Request >> Reproduce every line in the listing that contains the word "performed".

Data rows >>
>> BEGIN

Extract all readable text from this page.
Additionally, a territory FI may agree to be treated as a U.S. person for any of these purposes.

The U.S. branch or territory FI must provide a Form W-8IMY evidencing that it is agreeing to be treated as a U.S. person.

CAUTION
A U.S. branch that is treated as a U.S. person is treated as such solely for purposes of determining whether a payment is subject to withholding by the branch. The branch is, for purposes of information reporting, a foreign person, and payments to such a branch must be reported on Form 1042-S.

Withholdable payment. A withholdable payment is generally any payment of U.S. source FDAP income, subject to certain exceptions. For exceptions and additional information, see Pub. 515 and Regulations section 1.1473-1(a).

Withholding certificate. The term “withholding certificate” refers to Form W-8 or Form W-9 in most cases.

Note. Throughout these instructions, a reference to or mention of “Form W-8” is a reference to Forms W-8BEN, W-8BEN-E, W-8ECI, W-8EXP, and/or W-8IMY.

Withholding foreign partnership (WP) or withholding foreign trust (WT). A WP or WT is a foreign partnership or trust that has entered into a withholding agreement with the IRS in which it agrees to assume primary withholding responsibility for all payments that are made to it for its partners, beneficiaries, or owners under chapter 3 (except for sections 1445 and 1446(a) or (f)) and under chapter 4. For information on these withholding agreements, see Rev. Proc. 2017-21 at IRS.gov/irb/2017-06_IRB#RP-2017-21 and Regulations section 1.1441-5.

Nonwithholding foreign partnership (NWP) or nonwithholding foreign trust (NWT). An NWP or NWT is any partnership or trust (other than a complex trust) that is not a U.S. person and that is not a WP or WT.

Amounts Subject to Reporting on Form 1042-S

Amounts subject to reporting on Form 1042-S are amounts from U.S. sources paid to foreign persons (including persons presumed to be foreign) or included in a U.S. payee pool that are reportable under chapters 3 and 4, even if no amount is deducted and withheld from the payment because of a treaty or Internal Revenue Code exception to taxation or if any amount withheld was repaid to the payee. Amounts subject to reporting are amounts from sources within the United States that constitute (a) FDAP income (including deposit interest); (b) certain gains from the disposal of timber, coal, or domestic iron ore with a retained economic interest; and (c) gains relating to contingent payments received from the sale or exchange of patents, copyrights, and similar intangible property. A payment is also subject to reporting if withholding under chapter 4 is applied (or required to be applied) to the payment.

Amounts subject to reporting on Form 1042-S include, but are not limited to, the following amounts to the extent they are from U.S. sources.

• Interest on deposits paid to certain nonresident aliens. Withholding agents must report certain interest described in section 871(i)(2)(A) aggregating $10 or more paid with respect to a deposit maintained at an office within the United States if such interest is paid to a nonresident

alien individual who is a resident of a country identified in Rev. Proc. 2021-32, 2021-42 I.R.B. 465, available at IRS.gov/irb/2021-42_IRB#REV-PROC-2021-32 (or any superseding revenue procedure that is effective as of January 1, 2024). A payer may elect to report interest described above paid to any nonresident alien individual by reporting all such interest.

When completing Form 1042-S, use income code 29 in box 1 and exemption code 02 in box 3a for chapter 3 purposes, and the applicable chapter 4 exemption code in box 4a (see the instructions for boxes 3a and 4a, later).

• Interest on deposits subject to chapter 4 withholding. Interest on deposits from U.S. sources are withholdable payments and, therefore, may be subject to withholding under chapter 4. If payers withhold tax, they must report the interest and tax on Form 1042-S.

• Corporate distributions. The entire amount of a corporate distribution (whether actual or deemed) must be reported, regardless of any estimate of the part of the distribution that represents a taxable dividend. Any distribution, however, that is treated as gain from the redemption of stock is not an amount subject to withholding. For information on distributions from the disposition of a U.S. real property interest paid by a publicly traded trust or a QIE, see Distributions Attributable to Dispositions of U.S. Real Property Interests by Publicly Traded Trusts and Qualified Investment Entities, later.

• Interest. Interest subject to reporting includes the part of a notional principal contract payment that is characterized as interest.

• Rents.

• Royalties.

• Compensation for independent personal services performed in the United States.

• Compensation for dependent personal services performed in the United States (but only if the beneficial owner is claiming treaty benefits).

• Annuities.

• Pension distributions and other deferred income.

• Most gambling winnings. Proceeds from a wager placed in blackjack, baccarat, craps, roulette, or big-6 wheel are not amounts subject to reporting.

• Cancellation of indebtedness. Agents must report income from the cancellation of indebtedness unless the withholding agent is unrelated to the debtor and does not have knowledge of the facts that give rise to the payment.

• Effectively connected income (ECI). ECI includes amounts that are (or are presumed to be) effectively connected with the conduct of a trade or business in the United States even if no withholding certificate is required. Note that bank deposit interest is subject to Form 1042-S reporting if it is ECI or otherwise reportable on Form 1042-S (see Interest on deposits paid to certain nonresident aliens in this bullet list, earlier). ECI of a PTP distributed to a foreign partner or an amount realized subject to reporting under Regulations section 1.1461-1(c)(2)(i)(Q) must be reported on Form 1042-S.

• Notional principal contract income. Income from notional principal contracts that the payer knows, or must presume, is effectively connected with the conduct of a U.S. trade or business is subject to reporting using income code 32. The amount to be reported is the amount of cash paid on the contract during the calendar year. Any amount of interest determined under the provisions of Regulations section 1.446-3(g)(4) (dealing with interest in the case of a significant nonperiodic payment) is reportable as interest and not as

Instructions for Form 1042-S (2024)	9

>> END

Completed exercise >>
• Compensation for independent personal services performed in the United States.
• Compensation for dependent personal services performed in the United States (but only if the beneficial owner is claiming treaty benefits).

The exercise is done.